INPUT MATERIAL:

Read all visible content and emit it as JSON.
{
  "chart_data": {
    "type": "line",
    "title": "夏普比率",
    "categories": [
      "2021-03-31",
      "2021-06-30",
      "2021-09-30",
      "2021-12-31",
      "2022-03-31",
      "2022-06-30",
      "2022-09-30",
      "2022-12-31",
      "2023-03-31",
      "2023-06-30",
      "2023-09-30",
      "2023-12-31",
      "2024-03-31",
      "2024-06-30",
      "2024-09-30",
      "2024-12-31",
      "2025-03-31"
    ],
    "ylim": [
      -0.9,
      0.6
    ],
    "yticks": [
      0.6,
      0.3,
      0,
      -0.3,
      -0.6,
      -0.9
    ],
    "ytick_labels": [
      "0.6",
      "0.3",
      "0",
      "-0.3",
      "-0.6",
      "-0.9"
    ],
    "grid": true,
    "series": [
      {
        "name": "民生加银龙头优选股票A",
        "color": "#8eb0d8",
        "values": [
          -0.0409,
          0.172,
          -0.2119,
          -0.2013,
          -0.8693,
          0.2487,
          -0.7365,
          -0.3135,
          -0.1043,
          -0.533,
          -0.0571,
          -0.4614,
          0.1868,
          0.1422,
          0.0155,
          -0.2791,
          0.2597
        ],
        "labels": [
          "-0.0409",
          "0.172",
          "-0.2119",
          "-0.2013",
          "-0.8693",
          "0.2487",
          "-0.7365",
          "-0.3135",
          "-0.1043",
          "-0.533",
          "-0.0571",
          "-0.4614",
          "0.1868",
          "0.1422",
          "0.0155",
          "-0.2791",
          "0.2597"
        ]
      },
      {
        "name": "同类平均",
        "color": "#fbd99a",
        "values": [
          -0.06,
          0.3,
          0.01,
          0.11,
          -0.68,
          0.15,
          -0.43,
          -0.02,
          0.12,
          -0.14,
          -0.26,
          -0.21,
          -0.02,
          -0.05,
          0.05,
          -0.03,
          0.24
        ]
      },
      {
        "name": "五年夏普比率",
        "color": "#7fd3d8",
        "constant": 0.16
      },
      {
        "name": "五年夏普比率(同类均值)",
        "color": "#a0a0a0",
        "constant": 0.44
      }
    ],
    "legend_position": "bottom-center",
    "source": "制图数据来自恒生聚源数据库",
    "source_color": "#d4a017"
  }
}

PROMPT:
Copy every record exactly, with nothing added or dropped.

SOLUTION:
Read all visible content and emit it as JSON.
{
  "chart_data": {
    "type": "line",
    "title": "夏普比率",
    "categories": [
      "2021-03-31",
      "2021-06-30",
      "2021-09-30",
      "2021-12-31",
      "2022-03-31",
      "2022-06-30",
      "2022-09-30",
      "2022-12-31",
      "2023-03-31",
      "2023-06-30",
      "2023-09-30",
      "2023-12-31",
      "2024-03-31",
      "2024-06-30",
      "2024-09-30",
      "2024-12-31",
      "2025-03-31"
    ],
    "ylim": [
      -0.9,
      0.6
    ],
    "yticks": [
      0.6,
      0.3,
      0,
      -0.3,
      -0.6,
      -0.9
    ],
    "ytick_labels": [
      "0.6",
      "0.3",
      "0",
      "-0.3",
      "-0.6",
      "-0.9"
    ],
    "grid": true,
    "series": [
      {
        "name": "民生加银龙头优选股票A",
        "color": "#8eb0d8",
        "values": [
          -0.0409,
          0.172,
          -0.2119,
          -0.2013,
          -0.8693,
          0.2487,
          -0.7365,
          -0.3135,
          -0.1043,
          -0.533,
          -0.0571,
          -0.4614,
          0.1868,
          0.1422,
          0.0155,
          -0.2791,
          0.2597
        ],
        "labels": [
          "-0.0409",
          "0.172",
          "-0.2119",
          "-0.2013",
          "-0.8693",
          "0.2487",
          "-0.7365",
          "-0.3135",
          "-0.1043",
          "-0.533",
          "-0.0571",
          "-0.4614",
          "0.1868",
          "0.1422",
          "0.0155",
          "-0.2791",
          "0.2597"
        ]
      },
      {
        "name": "同类平均",
        "color": "#fbd99a",
        "values": [
          -0.06,
          0.3,
          0.01,
          0.11,
          -0.68,
          0.15,
          -0.43,
          -0.02,
          0.12,
          -0.14,
          -0.26,
          -0.21,
          -0.02,
          -0.05,
          0.05,
          -0.03,
          0.24
        ]
      },
      {
        "name": "五年夏普比率",
        "color": "#7fd3d8",
        "constant": 0.16
      },
      {
        "name": "五年夏普比率(同类均值)",
        "color": "#a0a0a0",
        "constant": 0.44
      }
    ],
    "legend_position": "bottom-center",
    "source": "制图数据来自恒生聚源数据库",
    "source_color": "#d4a017"
  }
}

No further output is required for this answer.